What is required> Show all lines holding "text".

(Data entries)
====

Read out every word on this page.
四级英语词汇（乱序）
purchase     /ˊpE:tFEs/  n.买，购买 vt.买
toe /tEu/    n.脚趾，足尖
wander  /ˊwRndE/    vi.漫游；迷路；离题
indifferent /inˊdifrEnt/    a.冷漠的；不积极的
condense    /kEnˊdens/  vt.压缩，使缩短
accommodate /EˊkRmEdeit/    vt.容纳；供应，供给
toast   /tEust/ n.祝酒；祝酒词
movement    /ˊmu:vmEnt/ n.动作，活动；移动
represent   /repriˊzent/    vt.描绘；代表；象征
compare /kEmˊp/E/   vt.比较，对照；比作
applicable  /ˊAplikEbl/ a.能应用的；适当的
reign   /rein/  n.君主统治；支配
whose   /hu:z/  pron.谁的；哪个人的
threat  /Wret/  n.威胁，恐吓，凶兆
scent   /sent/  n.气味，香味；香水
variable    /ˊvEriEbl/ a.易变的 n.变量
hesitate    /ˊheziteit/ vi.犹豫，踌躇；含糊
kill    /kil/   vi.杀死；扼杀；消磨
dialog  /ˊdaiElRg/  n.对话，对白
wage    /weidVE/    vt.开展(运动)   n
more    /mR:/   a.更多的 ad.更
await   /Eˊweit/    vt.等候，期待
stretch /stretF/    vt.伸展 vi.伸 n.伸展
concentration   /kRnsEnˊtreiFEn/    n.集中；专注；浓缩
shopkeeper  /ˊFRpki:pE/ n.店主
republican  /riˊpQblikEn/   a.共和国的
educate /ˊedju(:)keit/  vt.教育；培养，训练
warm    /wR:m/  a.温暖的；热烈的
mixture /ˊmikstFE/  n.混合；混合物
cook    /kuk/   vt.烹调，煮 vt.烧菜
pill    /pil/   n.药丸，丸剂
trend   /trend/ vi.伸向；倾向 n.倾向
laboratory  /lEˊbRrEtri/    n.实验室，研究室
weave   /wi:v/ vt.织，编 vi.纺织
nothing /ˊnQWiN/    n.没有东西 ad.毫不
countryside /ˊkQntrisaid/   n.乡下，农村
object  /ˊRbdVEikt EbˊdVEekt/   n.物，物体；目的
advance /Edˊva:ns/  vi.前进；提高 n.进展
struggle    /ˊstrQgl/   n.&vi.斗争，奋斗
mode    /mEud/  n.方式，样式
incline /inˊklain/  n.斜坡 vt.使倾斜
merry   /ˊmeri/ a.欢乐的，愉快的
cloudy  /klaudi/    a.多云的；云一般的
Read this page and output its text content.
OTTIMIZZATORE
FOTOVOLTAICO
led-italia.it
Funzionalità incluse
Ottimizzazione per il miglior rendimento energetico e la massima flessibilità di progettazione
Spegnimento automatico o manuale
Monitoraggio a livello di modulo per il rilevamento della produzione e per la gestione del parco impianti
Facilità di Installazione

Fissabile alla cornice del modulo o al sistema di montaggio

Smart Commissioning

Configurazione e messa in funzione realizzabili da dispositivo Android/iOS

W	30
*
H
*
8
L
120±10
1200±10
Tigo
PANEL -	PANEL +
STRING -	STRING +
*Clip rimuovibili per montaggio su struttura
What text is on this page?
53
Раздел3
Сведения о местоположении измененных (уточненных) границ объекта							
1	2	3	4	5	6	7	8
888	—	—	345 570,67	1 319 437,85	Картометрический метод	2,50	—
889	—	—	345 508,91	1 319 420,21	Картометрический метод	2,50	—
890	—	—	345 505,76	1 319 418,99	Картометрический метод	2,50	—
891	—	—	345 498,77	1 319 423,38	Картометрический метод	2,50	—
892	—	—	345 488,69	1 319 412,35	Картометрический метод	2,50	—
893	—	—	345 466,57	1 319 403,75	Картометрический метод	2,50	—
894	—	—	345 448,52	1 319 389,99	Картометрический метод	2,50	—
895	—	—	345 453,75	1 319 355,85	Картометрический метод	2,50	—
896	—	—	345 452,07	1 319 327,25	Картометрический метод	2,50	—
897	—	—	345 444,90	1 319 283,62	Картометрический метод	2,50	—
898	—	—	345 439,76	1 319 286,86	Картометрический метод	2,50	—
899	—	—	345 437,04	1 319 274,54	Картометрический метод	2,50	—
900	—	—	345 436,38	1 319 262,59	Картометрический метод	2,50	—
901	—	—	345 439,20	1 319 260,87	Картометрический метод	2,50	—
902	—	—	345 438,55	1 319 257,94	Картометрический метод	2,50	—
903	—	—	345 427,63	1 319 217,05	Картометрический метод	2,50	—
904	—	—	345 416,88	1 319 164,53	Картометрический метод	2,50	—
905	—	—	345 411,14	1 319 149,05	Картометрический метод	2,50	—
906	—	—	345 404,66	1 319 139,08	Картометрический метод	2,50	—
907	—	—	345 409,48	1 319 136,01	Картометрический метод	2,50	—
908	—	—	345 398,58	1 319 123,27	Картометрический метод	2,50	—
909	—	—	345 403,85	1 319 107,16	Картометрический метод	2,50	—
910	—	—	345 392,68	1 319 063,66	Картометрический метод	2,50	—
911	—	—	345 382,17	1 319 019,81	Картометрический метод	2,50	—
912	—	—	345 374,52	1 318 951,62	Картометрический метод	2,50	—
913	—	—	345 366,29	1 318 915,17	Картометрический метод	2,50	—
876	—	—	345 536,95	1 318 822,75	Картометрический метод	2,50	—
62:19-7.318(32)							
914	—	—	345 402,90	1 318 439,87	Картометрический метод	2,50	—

====

The solution>
Read this page and output its text content.
What text is on this page?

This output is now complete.